### ESTRATTO DEL TESTO
###

Poi, magari, un giorno parlerò delle obiezioni dei datori di lavoro… Poi. Magari.

La formazione continua del RSPP “esterno”

L'obbligo dell'aggiornamento per l'RSPP esterno si inquadra nella dimensione della life long learning, cioè della formazione continua nell'arco della vita lavorativa.

Si parla comunemente di RSPP esterno per distinguerlo dal caso in cui la funzione di RSPP è svolta direttamente dal datore di lavoro ma, di fatto, il soggetto che svolge la funzione di RSPP senza essere datore di lavoro può essere sia un consulente esterno sia un dipendente, per questioni di strategia o per obbligo di legge.

I dettagli della formazione dell’RSPP “esterno” sono a oggi definiti dall’Accordo Stato – Regioni del 2016, che ha apportato modifiche alla disciplina precedente (Accordo Stato – Regioni del 2006). Oltre ai requisiti di istruzione/formazione/esperienza previsti per poter svolgere l’incarico, una novità importante e a volte trascurata riguarda la modalità di aggiornamento della formazione di questa figura.

Quante ore di aggiornamento per l’RSPP “esterno”?

La formazione degli RSPP che non sono datori di lavoro prevede un aggiornamento di almeno 40 ore, qualunque sia il settore operativo, nel quinquennio. E la definizione di questo quinquennio è la novità più rilevante dell’Accordo del 2016.

###

### DATI FORNITI

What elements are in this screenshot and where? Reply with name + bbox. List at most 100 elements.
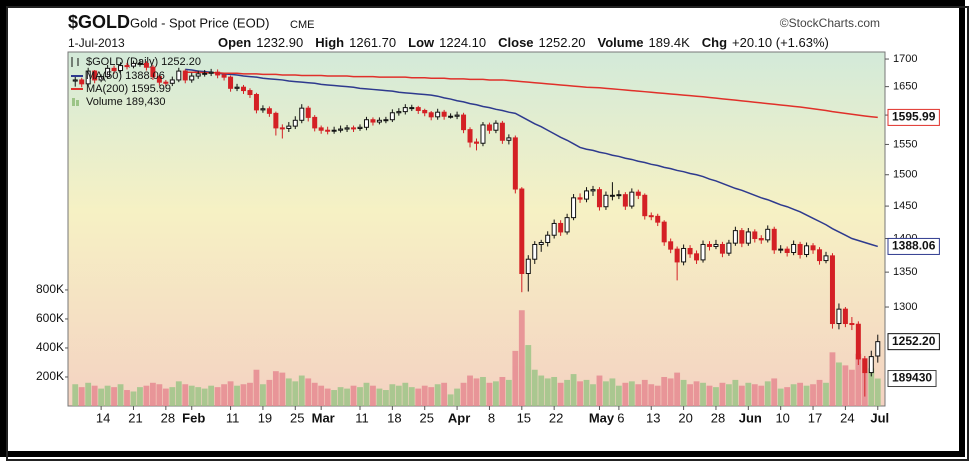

###

### COMPITO 1
Secondo l'estratto, quali requisiti servono per poter svolgere l'incarico di RSPP "esterno"? Elencali tutti.
### COMPITO 2
Dì se ciascuna affermazione concorda con l'estratto: rispondi sì o no e riporta tra virgolette le parole del testo che decidono.
(a) L'RSPP che non è datore di lavoro deve fare almeno 40 ore di aggiornamento nel quinquennio, in qualunque settore operi.
(b) L'Accordo Stato – Regioni del 2016 ha lasciato invariata la disciplina del 2006.
(c) Chi fa da RSPP senza essere datore di lavoro può anche essere un dipendente.
### COMPITO 3
Rispondi in base all'estratto:
(a) In quale dimensione si inquadra l'obbligo dell'aggiornamento per l'RSPP esterno?
(b) Quale accordo definisce oggi i dettagli della formazione dell'RSPP "esterno"?
(c) Qual è la novità più rilevante dell'Accordo del 2016?
Le righe riportate non hanno nessun legame con l'estratto.

### RISPOSTA 1
- istruzione
- formazione
- esperienza

### RISPOSTA 2
(a) Sì: "prevede un aggiornamento di almeno 40 ore, qualunque sia il settore operativo, nel quinquennio"
(b) No: "ha apportato modifiche alla disciplina precedente"
(c) Sì: "può essere sia un consulente esterno sia un dipendente"

### RISPOSTA 3
(a) Nella dimensione della life long learning, cioè della formazione continua nell'arco della vita lavorativa.
(b) L'Accordo Stato – Regioni del 2016.
(c) La definizione del quinquennio.